> [STORED ROWS]:
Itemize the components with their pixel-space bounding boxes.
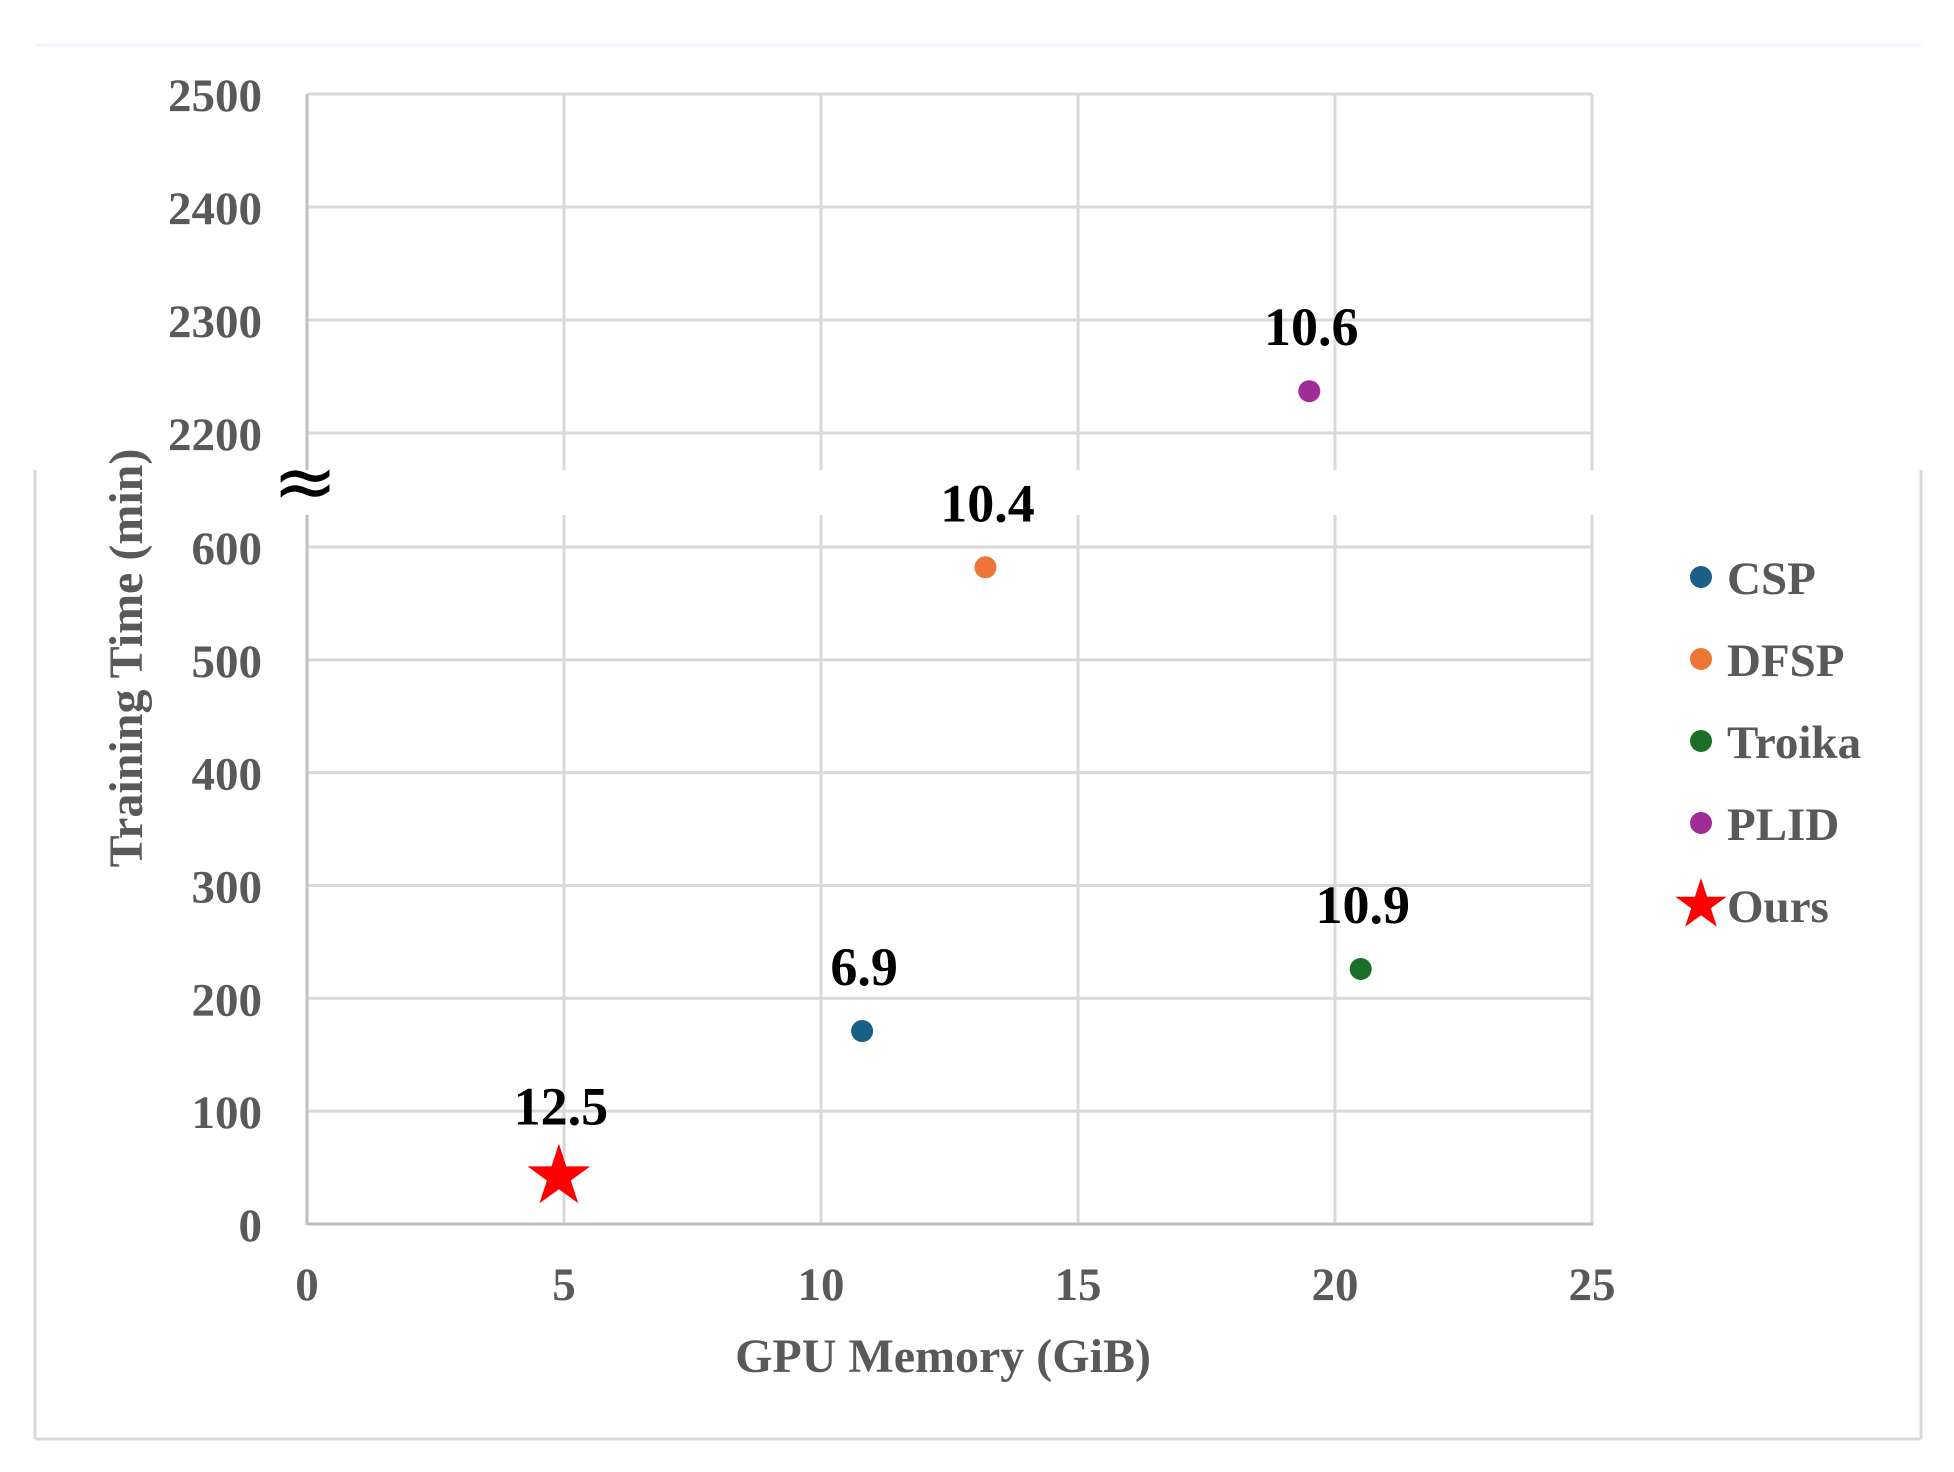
data-labels: 6.9 10.4 10.9 10.6 12.5 bbox=[514, 297, 1410, 1136]
point-ours-star-icon bbox=[527, 1143, 591, 1204]
chart-frame bbox=[33, 43, 1923, 1441]
legend-label: Ours bbox=[1727, 881, 1829, 933]
axes bbox=[305, 94, 1593, 1226]
x-tick-label: 0 bbox=[295, 1259, 319, 1311]
y-tick-label: 2500 bbox=[168, 70, 262, 122]
y-tick-label: 2300 bbox=[168, 296, 262, 348]
y-tick-label: 500 bbox=[192, 636, 263, 688]
gridlines bbox=[307, 92, 1594, 1224]
data-label-ours: 12.5 bbox=[514, 1077, 609, 1137]
axis-break-icon: ≈ bbox=[272, 437, 337, 527]
x-tick-label: 5 bbox=[552, 1259, 576, 1311]
x-tick-label: 10 bbox=[798, 1259, 845, 1311]
y-tick-label: 0 bbox=[239, 1200, 263, 1252]
y-tick-label: 200 bbox=[192, 974, 263, 1026]
legend-circle-icon bbox=[1690, 648, 1712, 670]
legend-item-dfsp: DFSP bbox=[1690, 635, 1845, 687]
legend-circle-icon bbox=[1690, 812, 1712, 834]
x-axis-title: GPU Memory (GiB) bbox=[735, 1330, 1151, 1383]
legend-circle-icon bbox=[1690, 730, 1712, 752]
y-axis-title: Training Time (min) bbox=[100, 449, 153, 868]
y-tick-label: 600 bbox=[192, 523, 263, 575]
data-label-csp: 6.9 bbox=[830, 937, 898, 997]
y-tick-label: 100 bbox=[192, 1087, 263, 1139]
point-dfsp bbox=[974, 556, 997, 579]
y-tick-labels: 2500 2400 2300 2200 600 500 400 300 200 100 0 bbox=[168, 70, 262, 1252]
x-tick-label: 25 bbox=[1569, 1259, 1616, 1311]
y-tick-label: 2200 bbox=[168, 409, 262, 461]
legend-item-csp: CSP bbox=[1690, 553, 1816, 605]
x-tick-label: 20 bbox=[1312, 1259, 1359, 1311]
legend-item-plid: PLID bbox=[1690, 799, 1839, 851]
point-csp bbox=[851, 1020, 874, 1043]
legend-item-troika: Troika bbox=[1690, 717, 1861, 769]
y-tick-label: 400 bbox=[192, 749, 263, 801]
point-troika bbox=[1349, 957, 1372, 980]
legend-item-ours: Ours bbox=[1675, 878, 1829, 933]
legend: CSP DFSP Troika PLID Ours bbox=[1675, 553, 1861, 933]
legend-label: CSP bbox=[1727, 553, 1816, 605]
legend-label: Troika bbox=[1727, 717, 1861, 769]
x-tick-labels: 0 5 10 15 20 25 bbox=[295, 1259, 1615, 1311]
point-plid bbox=[1298, 380, 1321, 403]
y-tick-label: 2400 bbox=[168, 183, 262, 235]
x-tick-label: 15 bbox=[1055, 1259, 1102, 1311]
legend-label: DFSP bbox=[1727, 635, 1845, 687]
data-label-plid: 10.6 bbox=[1264, 297, 1359, 357]
legend-circle-icon bbox=[1690, 566, 1712, 588]
legend-label: PLID bbox=[1727, 799, 1839, 851]
data-points bbox=[527, 380, 1372, 1204]
data-label-dfsp: 10.4 bbox=[940, 473, 1035, 533]
legend-star-icon bbox=[1675, 878, 1727, 927]
y-tick-label: 300 bbox=[192, 862, 263, 914]
data-label-troika: 10.9 bbox=[1315, 875, 1410, 935]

> [YOUR TASK]: Format the data lines as a Markdown table with the columns "Row" and "Entry", numbering each row and skipping any blank lines. Begin at the line that contains "data-labels: 6.9 10.4" and stop after the line that contains "data-label-ours: 12.5 bbox=[514, 1077, 609, 1137]".

> [TASK SOLUTION]:
| Row | Entry |
|---|---|
| 1 | data-labels: 6.9 10.4 10.9 10.6 12.5 bbox=[514, 297, 1410, 1136] |
| 2 | point-ours-star-icon bbox=[527, 1143, 591, 1204] |
| 3 | chart-frame bbox=[33, 43, 1923, 1441] |
| 4 | legend-label: Ours bbox=[1727, 881, 1829, 933] |
| 5 | axes bbox=[305, 94, 1593, 1226] |
| 6 | x-tick-label: 0 bbox=[295, 1259, 319, 1311] |
| 7 | y-tick-label: 2500 bbox=[168, 70, 262, 122] |
| 8 | y-tick-label: 2300 bbox=[168, 296, 262, 348] |
| 9 | y-tick-label: 500 bbox=[192, 636, 263, 688] |
| 10 | gridlines bbox=[307, 92, 1594, 1224] |
| 11 | data-label-ours: 12.5 bbox=[514, 1077, 609, 1137] |